#### ROWS

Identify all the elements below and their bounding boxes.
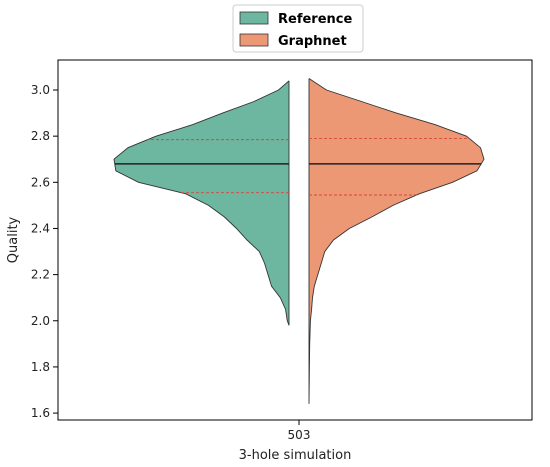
y-axis-label: Quality: [6, 216, 21, 263]
legend-swatch-graphnet: [239, 33, 269, 47]
violin-half-graphnet: [308, 78, 485, 404]
y-tick-label: 1.8: [31, 360, 50, 374]
y-tick-label: 2.8: [31, 129, 50, 143]
legend-label-reference: Reference: [278, 12, 352, 27]
x-axis: 503: [288, 420, 311, 442]
y-axis: 1.6 1.8 2.0 2.2 2.4 2.6 2.8 3.0: [31, 83, 58, 420]
x-axis-label: 3-hole simulation: [239, 448, 352, 463]
y-tick-label: 1.6: [31, 406, 50, 420]
y-tick-label: 3.0: [31, 83, 50, 97]
violin-body: [113, 80, 290, 326]
y-tick-label: 2.4: [31, 221, 50, 235]
legend: Reference Graphnet: [232, 4, 364, 53]
violin-plot-area: [113, 78, 485, 404]
x-tick-label: 503: [288, 428, 311, 442]
plot-frame: [57, 59, 533, 421]
y-tick-label: 2.6: [31, 175, 50, 189]
y-tick-label: 2.0: [31, 314, 50, 328]
legend-swatch-reference: [239, 11, 269, 25]
y-tick-label: 2.2: [31, 268, 50, 282]
legend-label-graphnet: Graphnet: [278, 34, 347, 49]
violin-half-reference: [113, 80, 290, 326]
violin-body: [308, 78, 485, 404]
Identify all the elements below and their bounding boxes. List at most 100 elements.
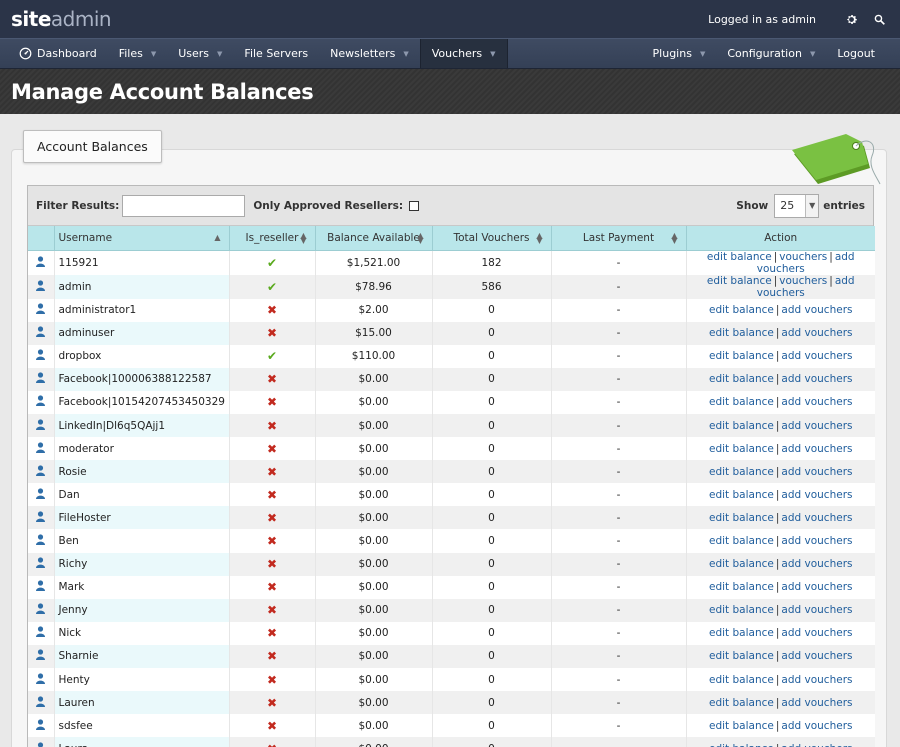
add-vouchers-link[interactable]: add vouchers — [781, 488, 853, 501]
edit-balance-link[interactable]: edit balance — [709, 604, 774, 617]
cross-icon: ✖ — [266, 557, 278, 572]
username-cell: Rosie — [54, 460, 230, 484]
add-vouchers-link[interactable]: add vouchers — [781, 373, 853, 386]
column-header-is-reseller[interactable]: Is_reseller ▲ ▼ — [229, 226, 316, 251]
caret-down-icon: ▼ — [217, 49, 223, 58]
user-icon-cell — [28, 644, 55, 668]
nav-users[interactable]: Users ▼ — [167, 39, 233, 68]
separator: | — [775, 350, 780, 363]
edit-balance-link[interactable]: edit balance — [709, 743, 774, 747]
add-vouchers-link[interactable]: add vouchers — [781, 743, 852, 747]
add-vouchers-link[interactable]: add vouchers — [781, 581, 853, 594]
add-vouchers-link[interactable]: add vouchers — [781, 304, 853, 317]
add-vouchers-link[interactable]: add vouchers — [781, 350, 853, 363]
add-vouchers-link[interactable]: add vouchers — [781, 604, 853, 617]
username-cell: dropbox — [54, 344, 230, 368]
add-vouchers-link[interactable]: add vouchers — [781, 465, 853, 478]
nav-logout[interactable]: Logout — [826, 39, 886, 68]
last-payment-cell: - — [551, 575, 687, 599]
vouchers-cell: 0 — [432, 644, 552, 668]
user-icon — [36, 349, 46, 363]
approved-resellers-checkbox[interactable] — [409, 200, 420, 211]
edit-balance-link[interactable]: edit balance — [709, 396, 774, 409]
user-icon — [36, 649, 46, 663]
balance-cell: $15.00 — [315, 321, 433, 345]
site-logo[interactable]: siteadmin — [11, 7, 112, 31]
entries-select[interactable]: 25 ▼ — [774, 193, 820, 218]
action-cell: edit balance|add vouchers — [686, 298, 875, 322]
is-reseller-cell: ✖ — [229, 714, 316, 738]
edit-balance-link[interactable]: edit balance — [709, 419, 774, 432]
edit-balance-link[interactable]: edit balance — [709, 719, 774, 732]
nav-dashboard[interactable]: Dashboard — [8, 39, 108, 68]
column-header-balance[interactable]: Balance Available ▲ ▼ — [315, 226, 433, 251]
entries-label: entries — [823, 199, 865, 212]
user-icon-cell — [28, 737, 55, 747]
vouchers-link[interactable]: vouchers — [779, 250, 828, 263]
edit-balance-link[interactable]: edit balance — [709, 650, 774, 663]
add-vouchers-link[interactable]: add vouchers — [781, 511, 853, 524]
user-icon — [36, 488, 46, 502]
add-vouchers-link[interactable]: add vouchers — [756, 250, 855, 275]
nav-newsletters[interactable]: Newsletters ▼ — [319, 39, 420, 68]
add-vouchers-link[interactable]: add vouchers — [781, 558, 853, 571]
column-header-last-payment[interactable]: Last Payment ▲ ▼ — [551, 226, 687, 251]
add-vouchers-link[interactable]: add vouchers — [781, 673, 853, 686]
column-header-username[interactable]: Username ▲ — [54, 226, 230, 251]
edit-balance-link[interactable]: edit balance — [709, 627, 774, 640]
logo-text-site: site — [11, 7, 51, 31]
edit-balance-link[interactable]: edit balance — [709, 534, 774, 547]
gear-icon[interactable] — [842, 10, 860, 28]
vouchers-cell: 182 — [432, 250, 552, 275]
filter-input[interactable] — [122, 194, 246, 217]
sort-asc-icon: ▲ — [214, 233, 221, 242]
edit-balance-link[interactable]: edit balance — [709, 304, 774, 317]
edit-balance-link[interactable]: edit balance — [709, 673, 774, 686]
vouchers-link[interactable]: vouchers — [779, 274, 828, 287]
add-vouchers-link[interactable]: add vouchers — [781, 396, 853, 409]
check-icon: ✔ — [266, 255, 278, 270]
edit-balance-link[interactable]: edit balance — [709, 696, 774, 709]
edit-balance-link[interactable]: edit balance — [709, 581, 774, 594]
add-vouchers-link[interactable]: add vouchers — [781, 696, 853, 709]
add-vouchers-link[interactable]: add vouchers — [756, 274, 855, 299]
add-vouchers-link[interactable]: add vouchers — [781, 419, 853, 432]
edit-balance-link[interactable]: edit balance — [706, 250, 772, 263]
top-bar: siteadmin Logged in as admin — [0, 0, 900, 38]
add-vouchers-link[interactable]: add vouchers — [781, 534, 853, 547]
edit-balance-link[interactable]: edit balance — [709, 465, 774, 478]
nav-plugins[interactable]: Plugins ▼ — [642, 39, 717, 68]
balance-cell: $0.00 — [315, 737, 433, 747]
edit-balance-link[interactable]: edit balance — [709, 373, 774, 386]
edit-balance-link[interactable]: edit balance — [709, 558, 774, 571]
nav-configuration[interactable]: Configuration ▼ — [716, 39, 826, 68]
edit-balance-link[interactable]: edit balance — [709, 350, 774, 363]
vouchers-cell: 0 — [432, 367, 552, 391]
search-icon[interactable] — [870, 10, 888, 28]
action-cell: edit balance|add vouchers — [686, 321, 875, 345]
add-vouchers-link[interactable]: add vouchers — [781, 442, 853, 455]
username-cell: Jenny — [54, 598, 230, 622]
username-cell: Ben — [54, 529, 230, 553]
vouchers-cell: 0 — [432, 506, 552, 530]
edit-balance-link[interactable]: edit balance — [709, 488, 774, 501]
table-row: Henty ✖ $0.00 0- edit balance | add vouchers — [28, 668, 875, 692]
panel-tab-account-balances[interactable]: Account Balances — [23, 130, 162, 163]
edit-balance-link[interactable]: edit balance — [709, 511, 774, 524]
check-icon: ✔ — [266, 279, 278, 294]
add-vouchers-link[interactable]: add vouchers — [781, 327, 853, 340]
nav-files[interactable]: Files ▼ — [108, 39, 168, 68]
edit-balance-link[interactable]: edit balance — [709, 327, 774, 340]
nav-file-servers[interactable]: File Servers — [233, 39, 319, 68]
separator: | — [773, 250, 778, 263]
add-vouchers-link[interactable]: add vouchers — [781, 650, 853, 663]
nav-vouchers[interactable]: Vouchers ▼ — [419, 39, 508, 68]
column-header-total-vouchers[interactable]: Total Vouchers ▲ ▼ — [432, 226, 552, 251]
add-vouchers-link[interactable]: add vouchers — [781, 627, 853, 640]
add-vouchers-link[interactable]: add vouchers — [781, 719, 853, 732]
edit-balance-link[interactable]: edit balance — [709, 442, 774, 455]
separator: | — [829, 250, 833, 263]
action-cell: edit balance|add vouchers — [686, 483, 875, 507]
edit-balance-link[interactable]: edit balance — [706, 274, 772, 287]
separator: | — [775, 488, 780, 501]
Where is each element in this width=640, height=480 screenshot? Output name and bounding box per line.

########

WHAT THE EXERCISE ASKS - Lay out as a numbered list everything from the start of the rows through the line containing "Identify all the elements below and their bounding boxes. List", skipping any blank lines. Leave the pictures out of your answer.

THE RESULT -
1. Identify all the elements below and their bounding boxes.
2. y-axis-label: Quality: [6, 216, 21, 263]
3. legend-swatch-graphnet: [239, 33, 269, 47]
4. violin-half-graphnet: [308, 78, 485, 404]
5. y-tick-label: 1.8: [31, 360, 50, 374]
6. y-tick-label: 2.8: [31, 129, 50, 143]
7. legend-label-reference: Reference: [278, 12, 352, 27]
8. x-axis: 503: [288, 420, 311, 442]
9. y-axis: 1.6 1.8 2.0 2.2 2.4 2.6 2.8 3.0: [31, 83, 58, 420]
10. x-axis-label: 3-hole simulation: [239, 448, 352, 463]
11. y-tick-label: 1.6: [31, 406, 50, 420]
12. y-tick-label: 3.0: [31, 83, 50, 97]
13. violin-body: [113, 80, 290, 326]
14. y-tick-label: 2.4: [31, 221, 50, 235]
15. legend: Reference Graphnet: [232, 4, 364, 53]
16. violin-plot-area: [113, 78, 485, 404]
17. x-tick-label: 503: [288, 428, 311, 442]
18. plot-frame: [57, 59, 533, 421]
19. y-tick-label: 2.6: [31, 175, 50, 189]
20. y-tick-label: 2.0: [31, 314, 50, 328]
21. legend-swatch-reference: [239, 11, 269, 25]
22. y-tick-label: 2.2: [31, 268, 50, 282]
23. legend-label-graphnet: Graphnet: [278, 34, 347, 49]
24. violin-half-reference: [113, 80, 290, 326]
25. violin-body: [308, 78, 485, 404]
26. Identify all the elements below and their bounding boxes. List at most 100 elements.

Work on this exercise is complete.